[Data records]

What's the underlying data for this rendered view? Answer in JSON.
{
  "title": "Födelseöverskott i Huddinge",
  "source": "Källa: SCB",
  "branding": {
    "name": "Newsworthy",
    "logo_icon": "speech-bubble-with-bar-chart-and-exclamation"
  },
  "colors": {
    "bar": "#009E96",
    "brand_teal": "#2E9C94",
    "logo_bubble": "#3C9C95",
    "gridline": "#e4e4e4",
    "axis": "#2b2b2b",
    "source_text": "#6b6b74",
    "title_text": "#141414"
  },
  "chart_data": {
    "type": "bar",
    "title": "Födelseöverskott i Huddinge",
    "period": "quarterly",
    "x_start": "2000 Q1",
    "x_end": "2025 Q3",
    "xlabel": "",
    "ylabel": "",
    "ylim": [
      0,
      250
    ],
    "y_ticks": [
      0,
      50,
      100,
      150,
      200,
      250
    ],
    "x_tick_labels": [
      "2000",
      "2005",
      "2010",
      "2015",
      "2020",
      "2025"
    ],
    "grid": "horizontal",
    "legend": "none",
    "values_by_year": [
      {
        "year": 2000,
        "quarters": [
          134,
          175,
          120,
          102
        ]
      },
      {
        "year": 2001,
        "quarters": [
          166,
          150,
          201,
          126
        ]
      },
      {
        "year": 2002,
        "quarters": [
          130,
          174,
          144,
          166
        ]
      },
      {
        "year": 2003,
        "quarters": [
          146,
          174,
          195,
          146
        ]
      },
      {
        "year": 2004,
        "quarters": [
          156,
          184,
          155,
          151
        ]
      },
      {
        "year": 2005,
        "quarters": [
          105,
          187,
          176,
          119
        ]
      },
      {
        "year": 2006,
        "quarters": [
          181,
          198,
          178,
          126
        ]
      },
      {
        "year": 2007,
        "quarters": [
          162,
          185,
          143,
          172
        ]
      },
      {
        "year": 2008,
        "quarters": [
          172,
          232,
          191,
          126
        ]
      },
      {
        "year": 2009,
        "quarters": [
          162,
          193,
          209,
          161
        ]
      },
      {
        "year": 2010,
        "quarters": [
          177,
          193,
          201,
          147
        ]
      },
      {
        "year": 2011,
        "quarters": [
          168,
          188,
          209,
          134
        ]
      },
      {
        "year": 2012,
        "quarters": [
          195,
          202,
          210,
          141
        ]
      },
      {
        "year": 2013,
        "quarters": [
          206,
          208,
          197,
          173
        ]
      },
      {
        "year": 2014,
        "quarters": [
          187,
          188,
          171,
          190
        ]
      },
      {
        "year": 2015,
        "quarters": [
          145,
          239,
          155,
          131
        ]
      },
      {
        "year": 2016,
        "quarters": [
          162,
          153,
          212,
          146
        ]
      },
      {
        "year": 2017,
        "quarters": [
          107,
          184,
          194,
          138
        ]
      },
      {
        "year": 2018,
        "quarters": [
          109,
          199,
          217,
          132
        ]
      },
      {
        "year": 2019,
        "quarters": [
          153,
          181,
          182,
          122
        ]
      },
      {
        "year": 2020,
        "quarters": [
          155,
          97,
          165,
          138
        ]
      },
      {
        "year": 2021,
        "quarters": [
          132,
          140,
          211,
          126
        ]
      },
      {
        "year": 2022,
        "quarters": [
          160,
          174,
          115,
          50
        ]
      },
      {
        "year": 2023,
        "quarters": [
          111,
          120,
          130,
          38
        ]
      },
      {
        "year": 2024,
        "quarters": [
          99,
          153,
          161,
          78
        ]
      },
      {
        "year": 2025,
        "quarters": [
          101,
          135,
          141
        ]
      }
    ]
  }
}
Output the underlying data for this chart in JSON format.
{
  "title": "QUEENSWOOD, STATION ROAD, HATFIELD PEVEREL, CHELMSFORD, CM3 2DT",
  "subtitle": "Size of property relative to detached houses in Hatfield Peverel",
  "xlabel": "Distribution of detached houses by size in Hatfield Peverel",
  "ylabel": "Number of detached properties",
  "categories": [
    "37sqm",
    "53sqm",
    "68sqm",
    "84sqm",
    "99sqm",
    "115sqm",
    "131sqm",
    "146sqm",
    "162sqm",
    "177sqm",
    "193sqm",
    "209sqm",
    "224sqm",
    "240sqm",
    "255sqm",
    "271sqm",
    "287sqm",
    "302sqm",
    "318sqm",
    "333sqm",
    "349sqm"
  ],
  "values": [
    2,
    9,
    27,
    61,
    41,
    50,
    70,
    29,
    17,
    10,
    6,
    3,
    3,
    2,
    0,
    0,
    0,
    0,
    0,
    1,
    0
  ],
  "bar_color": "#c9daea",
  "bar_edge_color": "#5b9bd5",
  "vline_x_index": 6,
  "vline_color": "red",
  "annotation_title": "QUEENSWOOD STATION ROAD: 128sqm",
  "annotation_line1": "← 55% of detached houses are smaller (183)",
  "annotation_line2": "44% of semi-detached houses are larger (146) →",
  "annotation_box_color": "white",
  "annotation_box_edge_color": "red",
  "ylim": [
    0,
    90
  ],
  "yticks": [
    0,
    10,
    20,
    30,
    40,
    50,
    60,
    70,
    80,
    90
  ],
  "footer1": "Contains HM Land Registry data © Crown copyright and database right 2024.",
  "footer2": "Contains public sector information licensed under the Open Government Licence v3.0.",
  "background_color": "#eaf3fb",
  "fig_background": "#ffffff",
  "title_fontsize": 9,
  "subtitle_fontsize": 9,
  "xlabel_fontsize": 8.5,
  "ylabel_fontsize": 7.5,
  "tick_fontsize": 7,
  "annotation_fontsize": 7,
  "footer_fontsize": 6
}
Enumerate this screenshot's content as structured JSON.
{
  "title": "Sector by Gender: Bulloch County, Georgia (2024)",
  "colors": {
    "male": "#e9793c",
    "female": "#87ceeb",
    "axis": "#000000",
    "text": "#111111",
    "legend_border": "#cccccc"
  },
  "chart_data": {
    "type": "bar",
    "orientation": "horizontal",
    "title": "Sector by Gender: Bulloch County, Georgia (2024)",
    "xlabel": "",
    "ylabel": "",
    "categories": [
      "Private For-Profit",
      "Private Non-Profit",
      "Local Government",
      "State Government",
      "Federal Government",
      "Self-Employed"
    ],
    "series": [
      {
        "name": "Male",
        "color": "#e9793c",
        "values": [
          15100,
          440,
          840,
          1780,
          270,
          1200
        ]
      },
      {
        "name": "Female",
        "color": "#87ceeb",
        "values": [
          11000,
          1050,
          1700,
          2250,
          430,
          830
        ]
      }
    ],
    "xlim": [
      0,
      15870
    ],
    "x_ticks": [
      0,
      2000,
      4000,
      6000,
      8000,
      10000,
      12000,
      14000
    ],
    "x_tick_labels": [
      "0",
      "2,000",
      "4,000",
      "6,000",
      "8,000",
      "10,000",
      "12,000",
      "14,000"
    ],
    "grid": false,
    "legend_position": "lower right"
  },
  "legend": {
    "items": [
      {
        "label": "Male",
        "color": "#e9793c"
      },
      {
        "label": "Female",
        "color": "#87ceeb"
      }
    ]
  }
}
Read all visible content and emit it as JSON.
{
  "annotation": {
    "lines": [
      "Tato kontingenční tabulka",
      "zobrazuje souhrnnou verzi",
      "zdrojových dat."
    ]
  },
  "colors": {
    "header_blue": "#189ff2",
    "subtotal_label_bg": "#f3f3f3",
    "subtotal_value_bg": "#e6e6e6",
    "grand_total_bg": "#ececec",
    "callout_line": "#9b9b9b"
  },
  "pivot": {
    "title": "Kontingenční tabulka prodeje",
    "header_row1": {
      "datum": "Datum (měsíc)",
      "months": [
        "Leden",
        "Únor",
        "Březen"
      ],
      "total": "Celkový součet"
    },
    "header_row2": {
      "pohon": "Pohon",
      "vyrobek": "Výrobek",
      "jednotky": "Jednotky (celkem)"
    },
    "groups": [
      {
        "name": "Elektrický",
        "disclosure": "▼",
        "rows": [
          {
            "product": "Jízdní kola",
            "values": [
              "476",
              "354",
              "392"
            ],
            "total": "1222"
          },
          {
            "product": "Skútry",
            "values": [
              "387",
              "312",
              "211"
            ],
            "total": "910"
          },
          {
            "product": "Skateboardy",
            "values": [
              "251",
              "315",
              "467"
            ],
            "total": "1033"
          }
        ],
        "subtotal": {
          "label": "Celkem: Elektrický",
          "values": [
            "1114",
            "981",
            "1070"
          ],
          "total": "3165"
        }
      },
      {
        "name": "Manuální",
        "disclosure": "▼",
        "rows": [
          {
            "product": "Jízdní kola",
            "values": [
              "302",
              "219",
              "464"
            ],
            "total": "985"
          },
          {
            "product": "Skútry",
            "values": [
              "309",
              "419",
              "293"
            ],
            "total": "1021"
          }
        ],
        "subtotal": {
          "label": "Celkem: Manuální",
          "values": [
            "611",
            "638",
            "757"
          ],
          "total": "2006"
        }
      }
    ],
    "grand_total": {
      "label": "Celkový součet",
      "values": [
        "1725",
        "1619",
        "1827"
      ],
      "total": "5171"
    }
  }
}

### GIVEN REQUEST
Pull out each line holding the string "Födelseöverskott".

### WRITTEN RESPONSE
  "title": "Födelseöverskott i Huddinge",
    "title": "Födelseöverskott i Huddinge",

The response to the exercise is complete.